▸ Given task 1: Please summarize the Debenhams takeover article below in two sentences.

▸ Excerpted text:
Baroness Retailer, a consortium of CVC Partners and Texas Pacific, is expected to replace Ms Earl and her co-executives with a new management team led by John Lovering, the retail entrepreneur behind Homebase. It confirmed yesterday that it had raised its offer from 455p per share to 470p, forcing Permira's Laragrove consortium to concede defeat.

Laragrove, whose prospects of victory crumbled after Goldman Sachs pulled out of the consortium, said £1.7bn was "in excess of the price [we were] prepared to offer". In an attempt to justify Ms Earl's decision to team up with Permira in May, Laragrove pointed out that Debenhams' shareholders would receive an extra £165m under Baroness' revised offer.

Ms Earl and Matthew Roberts, the company's finance director, will meet the Baroness team today or tomorrow to discuss their future, but sources close to the bidder said the duo were unlikely to remain at Debenhams. Ms Earl stands to pocket more than £3m from cashing in her shares and options, while Mr Roberts will bank some £2m. Both will also receive pay-offs in line with their contracts: £600,000 and £360,000 respectively.

Analysts said investors were likely to back the 470p-per-share bid, citing the deteriorating outlook for the high street if the Bank of England raises interest rates next month, despite initially believing the group could fetch around 490p per share. "Shareholders are getting a pretty fair deal at this level," Iain McDonald, at Numis Securities, said.

One top 10 shareholder said 470p still looked "a little lighter than a full price", adding: "It's not a foregone conclusion shareholders will accept." But shares in Debenhams slipped 0.75p to 466p, as the City bet against another bidder emerging before the group's decisive shareholder meeting on 10 November.

Despite the increased offer, which saw Baroness in effect bid against itself, investors remained critical of Ms Earl's decision to seek a buyer for the group. "Our preference would have been not to have had the bids," one shareholder said, adding that the management's eagerness to sell "must have inhibited bidders". He described Ms Earl's imminent departure as a "salutary lesson".

If the deal goes through Mr Lovering is expected to become non-executive chairman, while Rob Templeman, the former Homebase chief executive, and Chris Woodhouse, the do-it-yourself retailer's former commercial director, are tipped to become Debenhams' chief executive and finance director.

Neither has any experience running a clothes retailer. The three will share 8.8 per cent of the equity in the private company, while CVC and Texas Pacific will own 37.9 per cent apiece and Merrill Lynch Private Equity 15.4 per cent.

▸ Input data:
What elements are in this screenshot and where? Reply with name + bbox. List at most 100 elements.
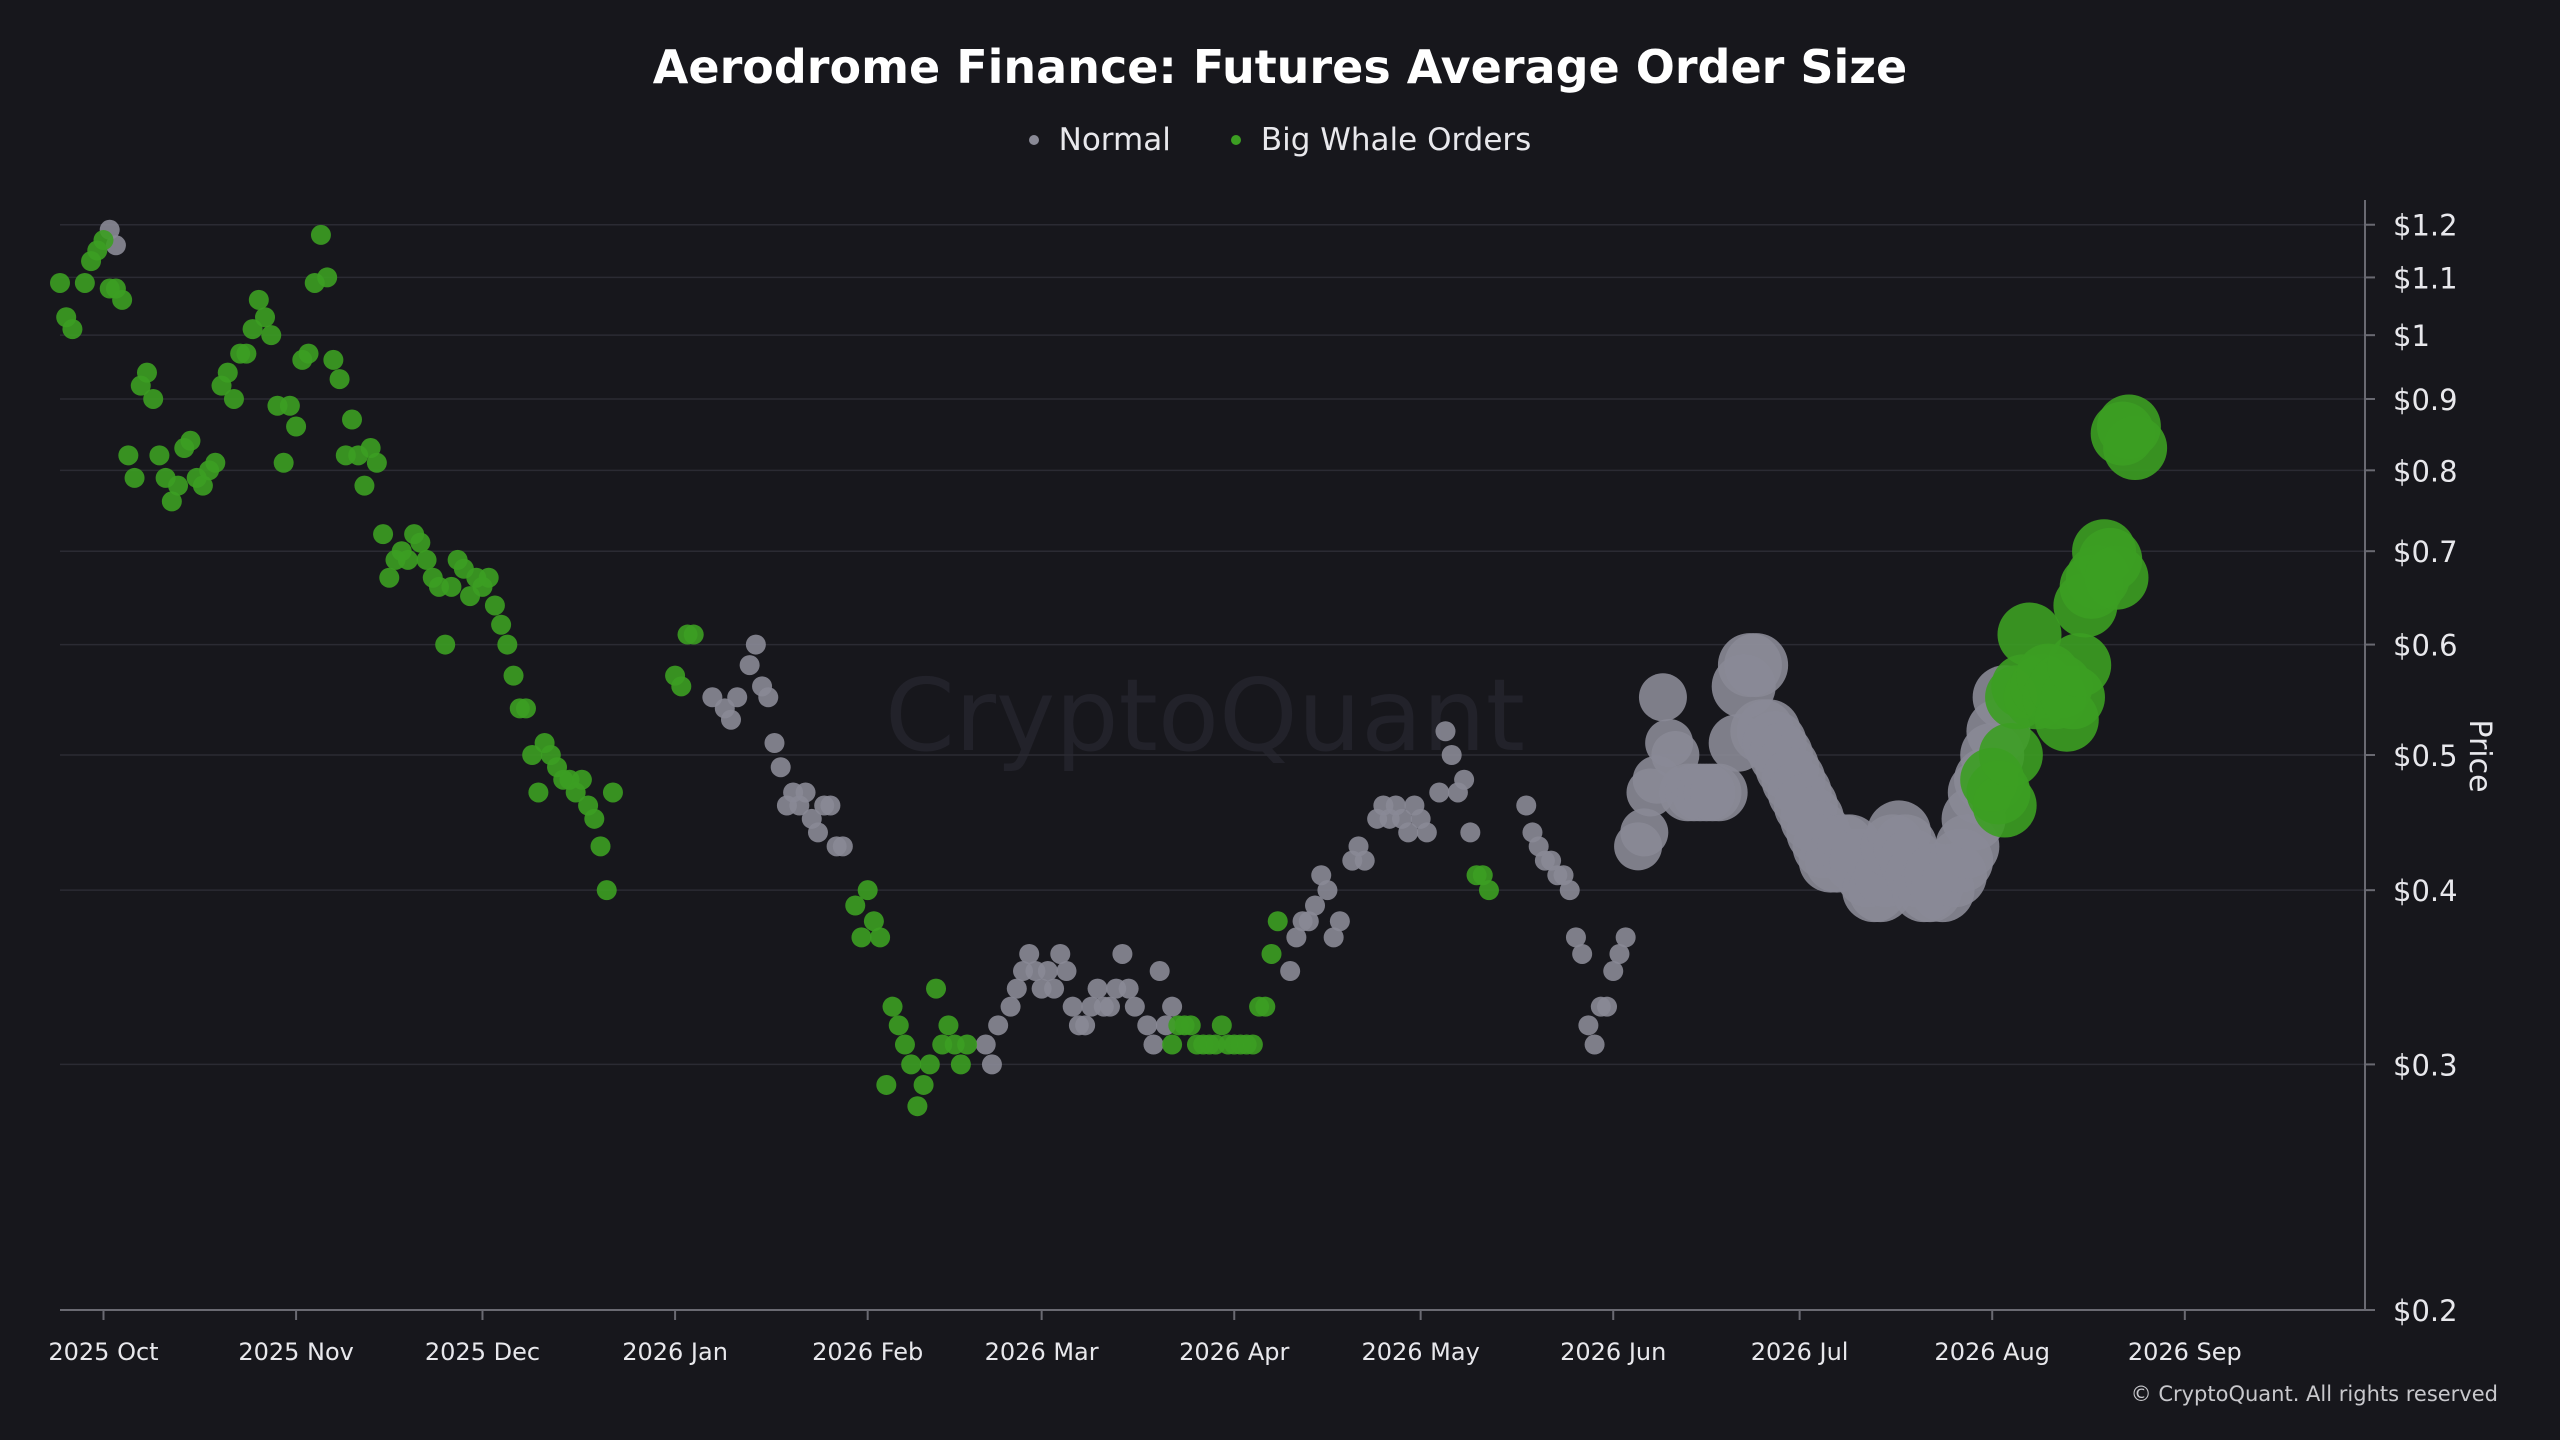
point-normal-35[interactable]: [1062, 996, 1083, 1017]
point-normal-56[interactable]: [1311, 865, 1332, 886]
point-normal-6[interactable]: [739, 655, 760, 676]
point-normal-68[interactable]: [1398, 822, 1419, 843]
point-big-whale-orders-74[interactable]: [515, 698, 536, 719]
point-normal-7[interactable]: [745, 634, 766, 655]
point-big-whale-orders-10[interactable]: [118, 445, 139, 466]
point-normal-44[interactable]: [1118, 978, 1139, 999]
point-normal-4[interactable]: [720, 709, 741, 730]
point-normal-94[interactable]: [1615, 927, 1636, 948]
point-big-whale-orders-33[interactable]: [261, 325, 282, 346]
point-big-whale-orders-17[interactable]: [161, 491, 182, 512]
point-normal-107[interactable]: [1690, 763, 1748, 822]
point-big-whale-orders-48[interactable]: [354, 475, 375, 496]
point-normal-51[interactable]: [1280, 961, 1301, 982]
point-big-whale-orders-13[interactable]: [136, 362, 157, 383]
point-big-whale-orders-132[interactable]: [1478, 880, 1499, 901]
point-big-whale-orders-120[interactable]: [1211, 1015, 1232, 1036]
point-normal-86[interactable]: [1565, 927, 1586, 948]
point-big-whale-orders-76[interactable]: [528, 782, 549, 803]
point-normal-91[interactable]: [1597, 996, 1618, 1017]
point-normal-50[interactable]: [1162, 996, 1183, 1017]
point-big-whale-orders-86[interactable]: [590, 836, 611, 857]
point-big-whale-orders-93[interactable]: [845, 895, 866, 916]
point-big-whale-orders-69[interactable]: [484, 595, 505, 616]
point-big-whale-orders-18[interactable]: [168, 475, 189, 496]
point-big-whale-orders-108[interactable]: [938, 1015, 959, 1036]
point-big-whale-orders-22[interactable]: [192, 475, 213, 496]
point-big-whale-orders-97[interactable]: [870, 927, 891, 948]
point-normal-84[interactable]: [1553, 865, 1574, 886]
point-big-whale-orders-105[interactable]: [919, 1054, 940, 1075]
point-normal-74[interactable]: [1441, 745, 1462, 765]
point-normal-28[interactable]: [1019, 943, 1040, 964]
point-normal-39[interactable]: [1087, 978, 1108, 999]
point-big-whale-orders-131[interactable]: [1472, 865, 1493, 886]
point-normal-52[interactable]: [1286, 927, 1307, 948]
point-normal-57[interactable]: [1317, 880, 1338, 901]
point-normal-25[interactable]: [1000, 996, 1021, 1017]
point-big-whale-orders-26[interactable]: [217, 362, 238, 383]
point-normal-54[interactable]: [1298, 911, 1319, 932]
point-big-whale-orders-44[interactable]: [329, 369, 350, 390]
point-big-whale-orders-129[interactable]: [1267, 911, 1288, 932]
point-big-whale-orders-115[interactable]: [1180, 1015, 1201, 1036]
point-big-whale-orders-41[interactable]: [310, 224, 331, 245]
legend-item-big-whale-orders[interactable]: Big Whale Orders: [1230, 122, 1531, 158]
point-normal-48[interactable]: [1149, 961, 1170, 982]
legend-item-normal[interactable]: Normal: [1028, 122, 1171, 158]
point-big-whale-orders-70[interactable]: [491, 614, 512, 635]
point-big-whale-orders-58[interactable]: [416, 549, 437, 570]
point-big-whale-orders-27[interactable]: [223, 388, 244, 409]
point-big-whale-orders-57[interactable]: [410, 532, 431, 553]
point-big-whale-orders-127[interactable]: [1255, 996, 1276, 1017]
point-normal-111[interactable]: [1724, 633, 1789, 698]
point-normal-99[interactable]: [1638, 673, 1687, 722]
point-big-whale-orders-111[interactable]: [957, 1034, 978, 1055]
point-normal-96[interactable]: [1620, 808, 1669, 857]
point-big-whale-orders-153[interactable]: [2084, 545, 2149, 610]
point-big-whale-orders-61[interactable]: [435, 634, 456, 655]
point-normal-15[interactable]: [795, 782, 816, 803]
point-big-whale-orders-29[interactable]: [236, 343, 257, 364]
point-normal-17[interactable]: [807, 822, 828, 843]
point-normal-46[interactable]: [1137, 1015, 1158, 1036]
point-normal-92[interactable]: [1603, 961, 1624, 982]
point-big-whale-orders-147[interactable]: [2047, 633, 2112, 698]
point-big-whale-orders-94[interactable]: [851, 927, 872, 948]
point-normal-72[interactable]: [1429, 782, 1450, 803]
point-normal-22[interactable]: [975, 1034, 996, 1055]
point-normal-9[interactable]: [758, 687, 779, 708]
point-big-whale-orders-85[interactable]: [584, 808, 605, 829]
point-normal-10[interactable]: [764, 733, 785, 754]
point-normal-78[interactable]: [1516, 795, 1537, 816]
point-big-whale-orders-36[interactable]: [279, 395, 300, 416]
point-big-whale-orders-101[interactable]: [894, 1034, 915, 1055]
point-normal-89[interactable]: [1584, 1034, 1605, 1055]
point-big-whale-orders-106[interactable]: [926, 978, 947, 999]
point-big-whale-orders-102[interactable]: [901, 1054, 922, 1075]
point-big-whale-orders-71[interactable]: [497, 634, 518, 655]
point-big-whale-orders-2[interactable]: [62, 319, 83, 340]
point-big-whale-orders-3[interactable]: [74, 272, 95, 293]
point-normal-43[interactable]: [1112, 943, 1133, 964]
point-big-whale-orders-32[interactable]: [255, 307, 276, 328]
point-normal-5[interactable]: [727, 687, 748, 708]
point-big-whale-orders-46[interactable]: [342, 409, 363, 430]
point-normal-77[interactable]: [1460, 822, 1481, 843]
point-big-whale-orders-112[interactable]: [1162, 1034, 1183, 1055]
point-big-whale-orders-15[interactable]: [149, 445, 170, 466]
point-normal-88[interactable]: [1578, 1015, 1599, 1036]
point-big-whale-orders-51[interactable]: [373, 524, 394, 545]
point-big-whale-orders-95[interactable]: [857, 880, 878, 901]
point-big-whale-orders-83[interactable]: [571, 769, 592, 790]
point-normal-19[interactable]: [820, 795, 841, 816]
point-normal-76[interactable]: [1454, 769, 1475, 790]
point-big-whale-orders-92[interactable]: [683, 624, 704, 645]
point-normal-31[interactable]: [1037, 961, 1058, 982]
point-normal-87[interactable]: [1572, 943, 1593, 964]
point-big-whale-orders-42[interactable]: [317, 267, 338, 288]
point-normal-34[interactable]: [1056, 961, 1077, 982]
point-big-whale-orders-156[interactable]: [2103, 416, 2168, 481]
point-big-whale-orders-100[interactable]: [888, 1015, 909, 1036]
point-normal-58[interactable]: [1323, 927, 1344, 948]
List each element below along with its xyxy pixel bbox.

▸ Given task 2: In the records, begin at the line that has "point-normal-35[interactable]: [1062, 996, 1083, 1017]" and stop after the line that has "point-big-whale-orders-86[interactable]: [590, 836, 611, 857]". Write those lines out again with "interactable" swapped for "clickable", changing nothing else.

▸ Exercise answer 1: Baroness Retailer, a consortium of CVC Partners and Texas Pacific, raised its offer for Debenhams from 455p to 470p per share, forcing Permira's Laragrove consortium to concede defeat. Sources close to the bidder said Ms Earl and finance director Matthew Roberts were unlikely to remain, and a new team led by John Lovering, the entrepreneur behind Homebase, is expected to take over if the deal goes through.

▸ Exercise answer 2:
point-normal-35[clickable]: [1062, 996, 1083, 1017]
point-normal-56[clickable]: [1311, 865, 1332, 886]
point-normal-6[clickable]: [739, 655, 760, 676]
point-normal-68[clickable]: [1398, 822, 1419, 843]
point-big-whale-orders-74[clickable]: [515, 698, 536, 719]
point-normal-7[clickable]: [745, 634, 766, 655]
point-big-whale-orders-10[clickable]: [118, 445, 139, 466]
point-normal-44[clickable]: [1118, 978, 1139, 999]
point-normal-4[clickable]: [720, 709, 741, 730]
point-normal-94[clickable]: [1615, 927, 1636, 948]
point-big-whale-orders-33[clickable]: [261, 325, 282, 346]
point-big-whale-orders-17[clickable]: [161, 491, 182, 512]
point-normal-107[clickable]: [1690, 763, 1748, 822]
point-big-whale-orders-48[clickable]: [354, 475, 375, 496]
point-normal-51[clickable]: [1280, 961, 1301, 982]
point-big-whale-orders-13[clickable]: [136, 362, 157, 383]
point-big-whale-orders-132[clickable]: [1478, 880, 1499, 901]
point-big-whale-orders-120[clickable]: [1211, 1015, 1232, 1036]
point-normal-86[clickable]: [1565, 927, 1586, 948]
point-big-whale-orders-76[clickable]: [528, 782, 549, 803]
point-normal-91[clickable]: [1597, 996, 1618, 1017]
point-normal-50[clickable]: [1162, 996, 1183, 1017]
point-big-whale-orders-86[clickable]: [590, 836, 611, 857]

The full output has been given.